» **Passage to read**
_ _ _ _
# Could really use some opinions



## Federated (Jan 16, 2013)

Hello all,

I've been struggling with the question of the survival of my marriage for a while now, and have been reading the posts from this site and trying to correlate what happens with others to what I should do in my case. As usual, no two situations are identical, so I'd enjoy hearing from others about this one.

I'm 39, have been married for 16 years, three children (22 yr old in college from her previous relationship, a 16 and 12 year old), and up to this year have had a relatively stable life. Many ups and downs like most people, but stable. She's been a stay at home mother for the last 12 years, and I've been doing analyst-type work for the same company for about the same amount of time.

About 6 months ago, we moved from our home in the midwest to the west coast, and since then things have gone steadily downhill (although issues have existed since the beginning).

My wife has never been a 'good' communicator, but I've always been someone good enough to interpret her without the need for a lot of deep level discussions. She is immature on the practical, financial, emotional and responsibility side of things, and really always has been. When we were young, I chalked it up to her just being a free spirit and figured things would change as the children grew and life happened. As a mother, I used to internally consider her outstanding, which for better or worse made me overlook any other thing that might be wrong about us.
_ _ _ _
» **Data rows**
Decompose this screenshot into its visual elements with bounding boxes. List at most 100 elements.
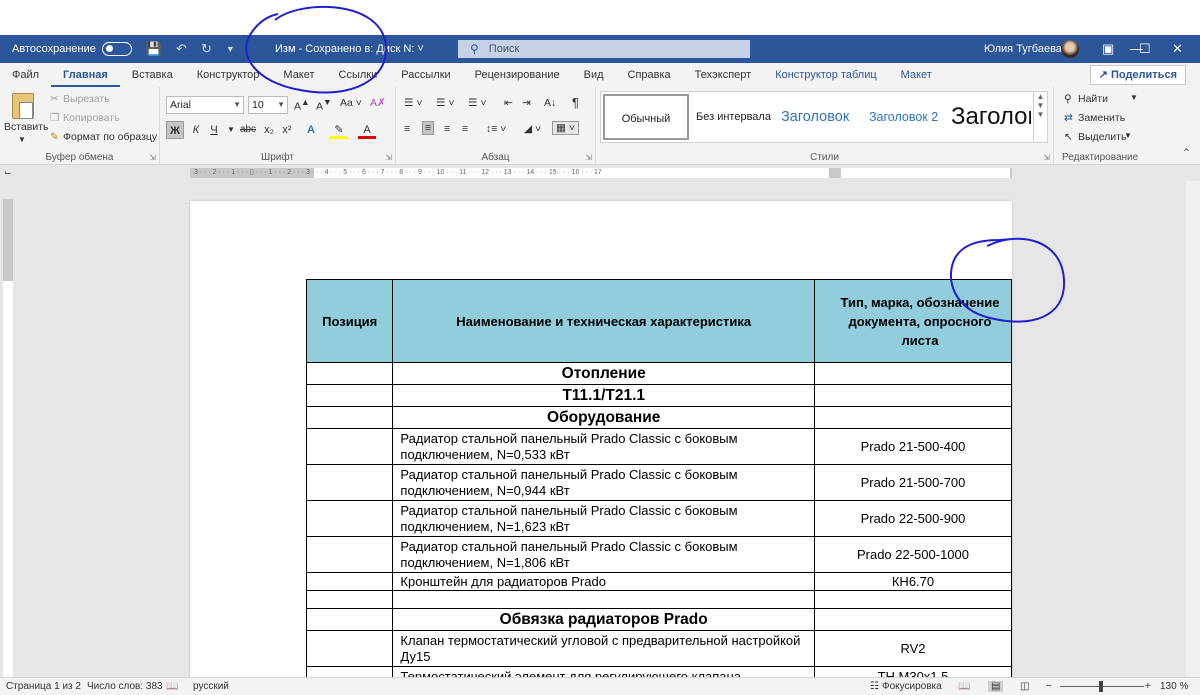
_ _ _ _
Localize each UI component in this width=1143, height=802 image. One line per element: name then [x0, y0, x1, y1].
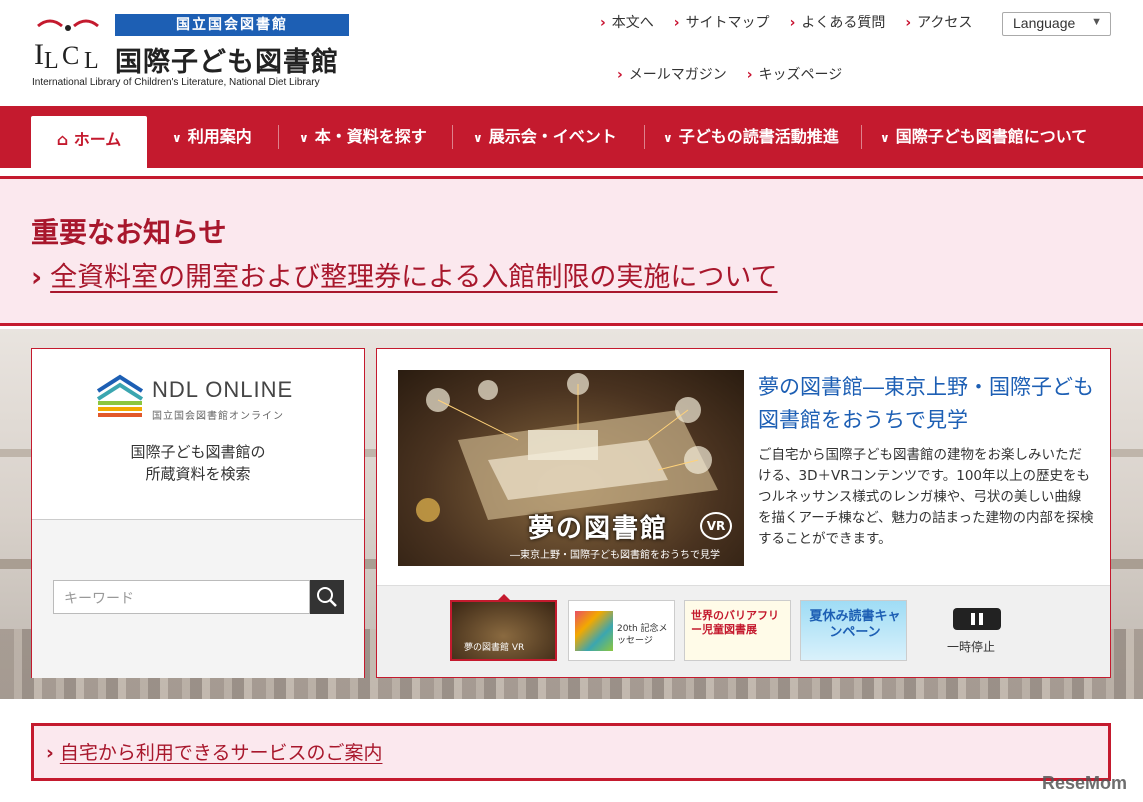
_ _ _ _
» **What to work on**
• 1. Reproduce the passage of the forum post between "## Federated (Jan" and "amount of time.", inclusive.
• 2. Summarize the forum post in two sentences.

» **Answer set**
• 1.
## Federated (Jan 16, 2013)

Hello all,

I've been struggling with the question of the survival of my marriage for a while now, and have been reading the posts from this site and trying to correlate what happens with others to what I should do in my case. As usual, no two situations are identical, so I'd enjoy hearing from others about this one.

I'm 39, have been married for 16 years, three children (22 yr old in college from her previous relationship, a 16 and 12 year old), and up to this year have had a relatively stable life. Many ups and downs like most people, but stable. She's been a stay at home mother for the last 12 years, and I've been doing analyst-type work for the same company for about the same amount of time.

• 2. The writer, 39 and married for 16 years with three children, describes a relatively stable life that has gone steadily downhill since the family moved from the midwest to the west coast about six months ago, and seeks others' opinions on whether the marriage will survive. The writer characterizes the wife as a poor communicator who is immature on the practical, financial, emotional and responsibility side of things, but says that once regarding her as an outstanding mother led the writer to overlook other problems.